======== Dataset records ========
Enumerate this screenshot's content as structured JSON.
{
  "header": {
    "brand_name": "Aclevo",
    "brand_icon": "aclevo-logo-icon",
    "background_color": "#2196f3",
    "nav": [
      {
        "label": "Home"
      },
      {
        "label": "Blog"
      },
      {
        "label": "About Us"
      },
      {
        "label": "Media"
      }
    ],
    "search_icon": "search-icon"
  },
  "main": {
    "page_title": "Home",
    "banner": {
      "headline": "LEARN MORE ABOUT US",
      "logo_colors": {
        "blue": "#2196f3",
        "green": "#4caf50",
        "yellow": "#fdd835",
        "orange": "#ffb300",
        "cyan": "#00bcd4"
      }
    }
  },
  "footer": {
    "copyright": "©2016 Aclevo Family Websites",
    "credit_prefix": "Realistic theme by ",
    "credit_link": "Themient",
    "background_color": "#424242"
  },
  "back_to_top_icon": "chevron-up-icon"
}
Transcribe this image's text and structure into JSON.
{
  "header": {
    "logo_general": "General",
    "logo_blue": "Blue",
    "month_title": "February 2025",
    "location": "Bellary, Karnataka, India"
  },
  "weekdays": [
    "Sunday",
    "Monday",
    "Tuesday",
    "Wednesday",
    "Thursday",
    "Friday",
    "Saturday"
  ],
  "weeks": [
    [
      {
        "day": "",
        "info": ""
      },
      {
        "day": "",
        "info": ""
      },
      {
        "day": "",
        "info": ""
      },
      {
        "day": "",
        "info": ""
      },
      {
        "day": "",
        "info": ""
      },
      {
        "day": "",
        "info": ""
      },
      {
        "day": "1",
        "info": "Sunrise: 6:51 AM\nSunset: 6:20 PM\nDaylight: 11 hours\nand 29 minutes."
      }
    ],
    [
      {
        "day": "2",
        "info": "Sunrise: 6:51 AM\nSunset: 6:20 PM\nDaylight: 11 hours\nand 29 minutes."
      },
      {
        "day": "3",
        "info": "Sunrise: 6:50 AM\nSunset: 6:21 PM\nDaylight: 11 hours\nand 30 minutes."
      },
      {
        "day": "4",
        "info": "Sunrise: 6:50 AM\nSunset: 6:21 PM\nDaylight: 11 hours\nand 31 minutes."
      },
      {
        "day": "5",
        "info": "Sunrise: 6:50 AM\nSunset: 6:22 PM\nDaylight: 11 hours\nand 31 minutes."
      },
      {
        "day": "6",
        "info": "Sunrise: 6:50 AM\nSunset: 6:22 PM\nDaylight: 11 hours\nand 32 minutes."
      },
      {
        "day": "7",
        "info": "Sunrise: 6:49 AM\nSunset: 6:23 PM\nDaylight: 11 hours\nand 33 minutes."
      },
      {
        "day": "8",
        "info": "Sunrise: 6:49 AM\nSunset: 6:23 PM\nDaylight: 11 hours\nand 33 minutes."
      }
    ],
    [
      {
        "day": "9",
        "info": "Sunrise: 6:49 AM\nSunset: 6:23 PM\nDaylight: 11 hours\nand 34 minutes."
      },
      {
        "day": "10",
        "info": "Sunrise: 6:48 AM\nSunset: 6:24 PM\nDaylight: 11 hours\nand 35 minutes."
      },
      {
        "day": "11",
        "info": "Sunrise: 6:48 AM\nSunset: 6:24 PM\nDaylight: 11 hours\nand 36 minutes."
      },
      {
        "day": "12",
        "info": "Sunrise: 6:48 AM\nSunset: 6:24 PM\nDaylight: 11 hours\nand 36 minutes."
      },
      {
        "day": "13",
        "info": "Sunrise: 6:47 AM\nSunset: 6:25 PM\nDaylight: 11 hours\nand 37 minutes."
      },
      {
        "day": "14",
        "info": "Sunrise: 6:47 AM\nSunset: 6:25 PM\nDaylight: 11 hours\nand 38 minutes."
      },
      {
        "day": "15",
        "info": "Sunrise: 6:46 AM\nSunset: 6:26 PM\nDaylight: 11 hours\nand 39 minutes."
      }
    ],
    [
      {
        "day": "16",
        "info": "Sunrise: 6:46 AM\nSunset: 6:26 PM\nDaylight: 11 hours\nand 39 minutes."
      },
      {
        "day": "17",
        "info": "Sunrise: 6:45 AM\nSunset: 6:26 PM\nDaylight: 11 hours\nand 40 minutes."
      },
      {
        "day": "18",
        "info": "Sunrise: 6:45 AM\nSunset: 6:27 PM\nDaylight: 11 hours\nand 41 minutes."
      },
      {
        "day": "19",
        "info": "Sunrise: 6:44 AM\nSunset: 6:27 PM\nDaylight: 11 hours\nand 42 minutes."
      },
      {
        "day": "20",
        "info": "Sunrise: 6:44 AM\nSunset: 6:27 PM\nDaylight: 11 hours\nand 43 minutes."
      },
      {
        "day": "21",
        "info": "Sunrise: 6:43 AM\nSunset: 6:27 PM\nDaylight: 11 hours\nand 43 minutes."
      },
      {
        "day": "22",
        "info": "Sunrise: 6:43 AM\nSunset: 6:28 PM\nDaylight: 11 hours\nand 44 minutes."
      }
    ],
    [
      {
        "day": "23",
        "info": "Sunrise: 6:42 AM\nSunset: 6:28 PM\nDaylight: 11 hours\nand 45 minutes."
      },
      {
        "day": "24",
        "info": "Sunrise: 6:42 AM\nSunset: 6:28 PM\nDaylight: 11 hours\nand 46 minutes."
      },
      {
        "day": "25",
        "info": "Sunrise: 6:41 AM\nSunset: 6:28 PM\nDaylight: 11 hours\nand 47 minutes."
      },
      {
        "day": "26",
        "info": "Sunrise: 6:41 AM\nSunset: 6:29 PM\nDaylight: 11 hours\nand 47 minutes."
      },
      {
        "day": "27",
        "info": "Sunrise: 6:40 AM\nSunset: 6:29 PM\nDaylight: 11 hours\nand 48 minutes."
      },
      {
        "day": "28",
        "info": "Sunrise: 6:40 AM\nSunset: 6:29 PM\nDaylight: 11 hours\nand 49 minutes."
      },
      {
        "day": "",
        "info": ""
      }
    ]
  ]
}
========
Task to carry out
Type out all of the material again, word for word.

Output of the task
Enumerate this screenshot's content as structured JSON.
{
  "header": {
    "brand_name": "Aclevo",
    "brand_icon": "aclevo-logo-icon",
    "background_color": "#2196f3",
    "nav": [
      {
        "label": "Home"
      },
      {
        "label": "Blog"
      },
      {
        "label": "About Us"
      },
      {
        "label": "Media"
      }
    ],
    "search_icon": "search-icon"
  },
  "main": {
    "page_title": "Home",
    "banner": {
      "headline": "LEARN MORE ABOUT US",
      "logo_colors": {
        "blue": "#2196f3",
        "green": "#4caf50",
        "yellow": "#fdd835",
        "orange": "#ffb300",
        "cyan": "#00bcd4"
      }
    }
  },
  "footer": {
    "copyright": "©2016 Aclevo Family Websites",
    "credit_prefix": "Realistic theme by ",
    "credit_link": "Themient",
    "background_color": "#424242"
  },
  "back_to_top_icon": "chevron-up-icon"
}
Transcribe this image's text and structure into JSON.
{
  "header": {
    "logo_general": "General",
    "logo_blue": "Blue",
    "month_title": "February 2025",
    "location": "Bellary, Karnataka, India"
  },
  "weekdays": [
    "Sunday",
    "Monday",
    "Tuesday",
    "Wednesday",
    "Thursday",
    "Friday",
    "Saturday"
  ],
  "weeks": [
    [
      {
        "day": "",
        "info": ""
      },
      {
        "day": "",
        "info": ""
      },
      {
        "day": "",
        "info": ""
      },
      {
        "day": "",
        "info": ""
      },
      {
        "day": "",
        "info": ""
      },
      {
        "day": "",
        "info": ""
      },
      {
        "day": "1",
        "info": "Sunrise: 6:51 AM\nSunset: 6:20 PM\nDaylight: 11 hours\nand 29 minutes."
      }
    ],
    [
      {
        "day": "2",
        "info": "Sunrise: 6:51 AM\nSunset: 6:20 PM\nDaylight: 11 hours\nand 29 minutes."
      },
      {
        "day": "3",
        "info": "Sunrise: 6:50 AM\nSunset: 6:21 PM\nDaylight: 11 hours\nand 30 minutes."
      },
      {
        "day": "4",
        "info": "Sunrise: 6:50 AM\nSunset: 6:21 PM\nDaylight: 11 hours\nand 31 minutes."
      },
      {
        "day": "5",
        "info": "Sunrise: 6:50 AM\nSunset: 6:22 PM\nDaylight: 11 hours\nand 31 minutes."
      },
      {
        "day": "6",
        "info": "Sunrise: 6:50 AM\nSunset: 6:22 PM\nDaylight: 11 hours\nand 32 minutes."
      },
      {
        "day": "7",
        "info": "Sunrise: 6:49 AM\nSunset: 6:23 PM\nDaylight: 11 hours\nand 33 minutes."
      },
      {
        "day": "8",
        "info": "Sunrise: 6:49 AM\nSunset: 6:23 PM\nDaylight: 11 hours\nand 33 minutes."
      }
    ],
    [
      {
        "day": "9",
        "info": "Sunrise: 6:49 AM\nSunset: 6:23 PM\nDaylight: 11 hours\nand 34 minutes."
      },
      {
        "day": "10",
        "info": "Sunrise: 6:48 AM\nSunset: 6:24 PM\nDaylight: 11 hours\nand 35 minutes."
      },
      {
        "day": "11",
        "info": "Sunrise: 6:48 AM\nSunset: 6:24 PM\nDaylight: 11 hours\nand 36 minutes."
      },
      {
        "day": "12",
        "info": "Sunrise: 6:48 AM\nSunset: 6:24 PM\nDaylight: 11 hours\nand 36 minutes."
      },
      {
        "day": "13",
        "info": "Sunrise: 6:47 AM\nSunset: 6:25 PM\nDaylight: 11 hours\nand 37 minutes."
      },
      {
        "day": "14",
        "info": "Sunrise: 6:47 AM\nSunset: 6:25 PM\nDaylight: 11 hours\nand 38 minutes."
      },
      {
        "day": "15",
        "info": "Sunrise: 6:46 AM\nSunset: 6:26 PM\nDaylight: 11 hours\nand 39 minutes."
      }
    ],
    [
      {
        "day": "16",
        "info": "Sunrise: 6:46 AM\nSunset: 6:26 PM\nDaylight: 11 hours\nand 39 minutes."
      },
      {
        "day": "17",
        "info": "Sunrise: 6:45 AM\nSunset: 6:26 PM\nDaylight: 11 hours\nand 40 minutes."
      },
      {
        "day": "18",
        "info": "Sunrise: 6:45 AM\nSunset: 6:27 PM\nDaylight: 11 hours\nand 41 minutes."
      },
      {
        "day": "19",
        "info": "Sunrise: 6:44 AM\nSunset: 6:27 PM\nDaylight: 11 hours\nand 42 minutes."
      },
      {
        "day": "20",
        "info": "Sunrise: 6:44 AM\nSunset: 6:27 PM\nDaylight: 11 hours\nand 43 minutes."
      },
      {
        "day": "21",
        "info": "Sunrise: 6:43 AM\nSunset: 6:27 PM\nDaylight: 11 hours\nand 43 minutes."
      },
      {
        "day": "22",
        "info": "Sunrise: 6:43 AM\nSunset: 6:28 PM\nDaylight: 11 hours\nand 44 minutes."
      }
    ],
    [
      {
        "day": "23",
        "info": "Sunrise: 6:42 AM\nSunset: 6:28 PM\nDaylight: 11 hours\nand 45 minutes."
      },
      {
        "day": "24",
        "info": "Sunrise: 6:42 AM\nSunset: 6:28 PM\nDaylight: 11 hours\nand 46 minutes."
      },
      {
        "day": "25",
        "info": "Sunrise: 6:41 AM\nSunset: 6:28 PM\nDaylight: 11 hours\nand 47 minutes."
      },
      {
        "day": "26",
        "info": "Sunrise: 6:41 AM\nSunset: 6:29 PM\nDaylight: 11 hours\nand 47 minutes."
      },
      {
        "day": "27",
        "info": "Sunrise: 6:40 AM\nSunset: 6:29 PM\nDaylight: 11 hours\nand 48 minutes."
      },
      {
        "day": "28",
        "info": "Sunrise: 6:40 AM\nSunset: 6:29 PM\nDaylight: 11 hours\nand 49 minutes."
      },
      {
        "day": "",
        "info": ""
      }
    ]
  ]
}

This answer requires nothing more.